Exercise goal => Set down, exactly as written, the lines from the line holding "Read out every word on this page." to the end of the data, inclusive, skipping any pictures.
-- start of Exercise inputs --
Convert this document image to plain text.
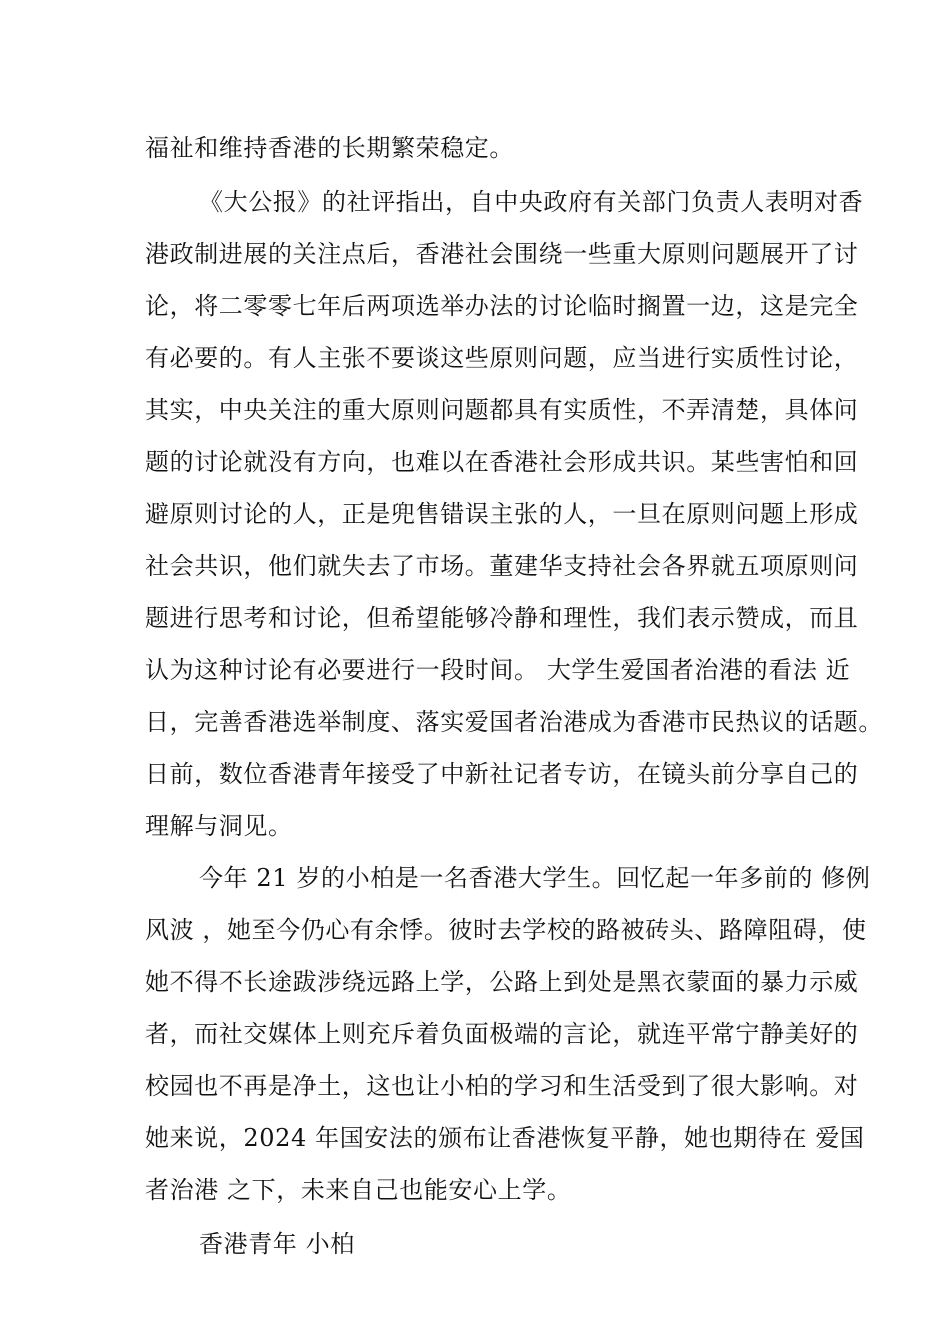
福祉和维持香港的长期繁荣稳定。
《大公报》的社评指出，自中央政府有关部门负责人表明对香
港政制进展的关注点后，香港社会围绕一些重大原则问题展开了讨
论，将二零零七年后两项选举办法的讨论临时搁置一边，这是完全
有必要的。有人主张不要谈这些原则问题，应当进行实质性讨论，
其实，中央关注的重大原则问题都具有实质性，不弄清楚，具体问
题的讨论就没有方向，也难以在香港社会形成共识。某些害怕和回
避原则讨论的人，正是兜售错误主张的人，一旦在原则问题上形成
社会共识，他们就失去了市场。董建华支持社会各界就五项原则问
题进行思考和讨论，但希望能够冷静和理性，我们表示赞成，而且
认为这种讨论有必要进行一段时间。 大学生爱国者治港的看法 近
日，完善香港选举制度、落实爱国者治港成为香港市民热议的话题。
日前，数位香港青年接受了中新社记者专访，在镜头前分享自己的
理解与洞见。
今年 21 岁的小柏是一名香港大学生。回忆起一年多前的 修例
风波 ，她至今仍心有余悸。彼时去学校的路被砖头、路障阻碍，使
她不得不长途跋涉绕远路上学，公路上到处是黑衣蒙面的暴力示威
者，而社交媒体上则充斥着负面极端的言论，就连平常宁静美好的
校园也不再是净土，这也让小柏的学习和生活受到了很大影响。对
她来说，2024 年国安法的颁布让香港恢复平静，她也期待在 爱国
者治港 之下，未来自己也能安心上学。
香港青年 小柏
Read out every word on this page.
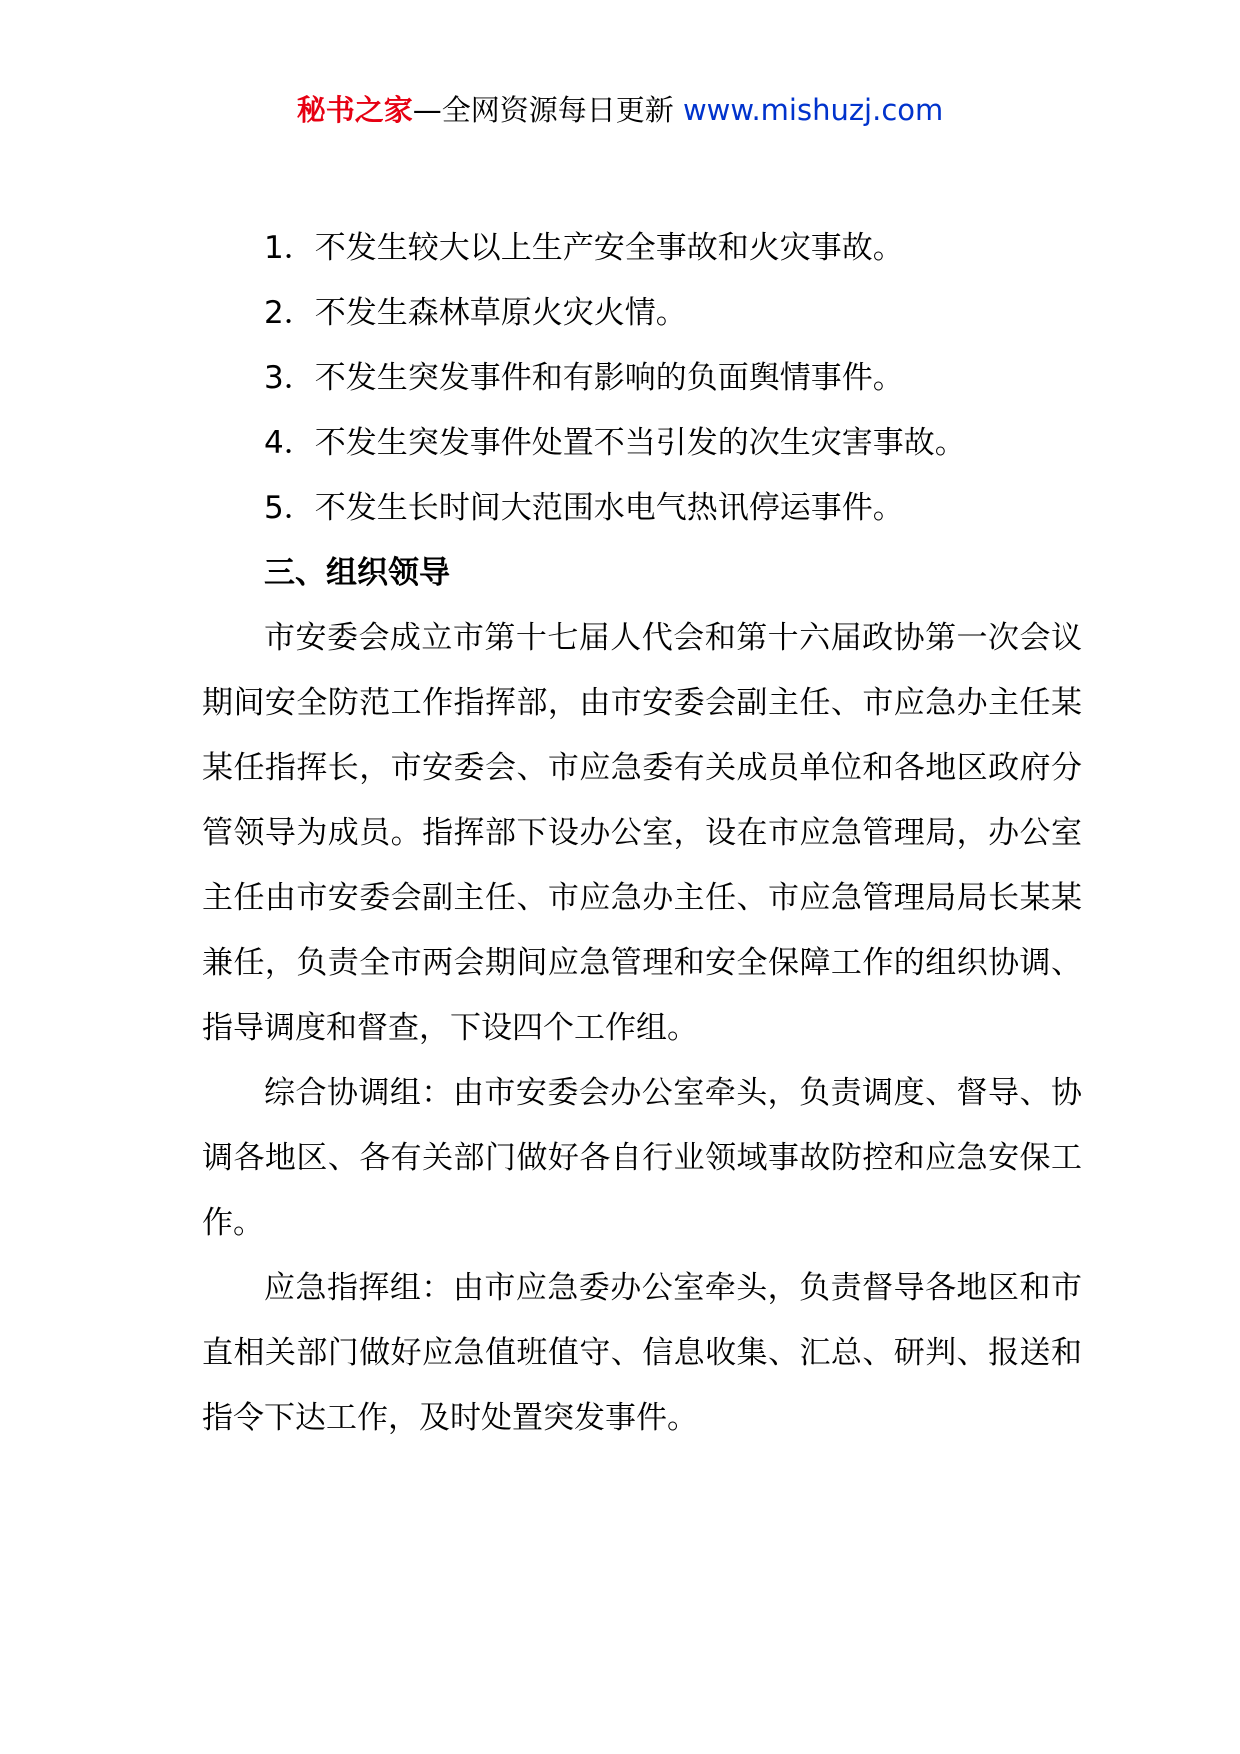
秘书之家—全网资源每日更新 www.mishuzj.com

1．不发生较大以上生产安全事故和火灾事故。

2．不发生森林草原火灾火情。

3．不发生突发事件和有影响的负面舆情事件。

4．不发生突发事件处置不当引发的次生灾害事故。

5．不发生长时间大范围水电气热讯停运事件。

三、组织领导

市安委会成立市第十七届人代会和第十六届政协第一次会议期间安全防范工作指挥部，由市安委会副主任、市应急办主任某某任指挥长，市安委会、市应急委有关成员单位和各地区政府分管领导为成员。指挥部下设办公室，设在市应急管理局，办公室主任由市安委会副主任、市应急办主任、市应急管理局局长某某兼任，负责全市两会期间应急管理和安全保障工作的组织协调、指导调度和督查，下设四个工作组。

综合协调组：由市安委会办公室牵头，负责调度、督导、协调各地区、各有关部门做好各自行业领域事故防控和应急安保工作。

应急指挥组：由市应急委办公室牵头，负责督导各地区和市直相关部门做好应急值班值守、信息收集、汇总、研判、报送和指令下达工作，及时处置突发事件。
-- end of Exercise inputs --
Task output =>
Read out every word on this page.
秘书之家—全网资源每日更新 www.mishuzj.com

1．不发生较大以上生产安全事故和火灾事故。

2．不发生森林草原火灾火情。

3．不发生突发事件和有影响的负面舆情事件。

4．不发生突发事件处置不当引发的次生灾害事故。

5．不发生长时间大范围水电气热讯停运事件。

三、组织领导

市安委会成立市第十七届人代会和第十六届政协第一次会议期间安全防范工作指挥部，由市安委会副主任、市应急办主任某某任指挥长，市安委会、市应急委有关成员单位和各地区政府分管领导为成员。指挥部下设办公室，设在市应急管理局，办公室主任由市安委会副主任、市应急办主任、市应急管理局局长某某兼任，负责全市两会期间应急管理和安全保障工作的组织协调、指导调度和督查，下设四个工作组。

综合协调组：由市安委会办公室牵头，负责调度、督导、协调各地区、各有关部门做好各自行业领域事故防控和应急安保工作。

应急指挥组：由市应急委办公室牵头，负责督导各地区和市直相关部门做好应急值班值守、信息收集、汇总、研判、报送和指令下达工作，及时处置突发事件。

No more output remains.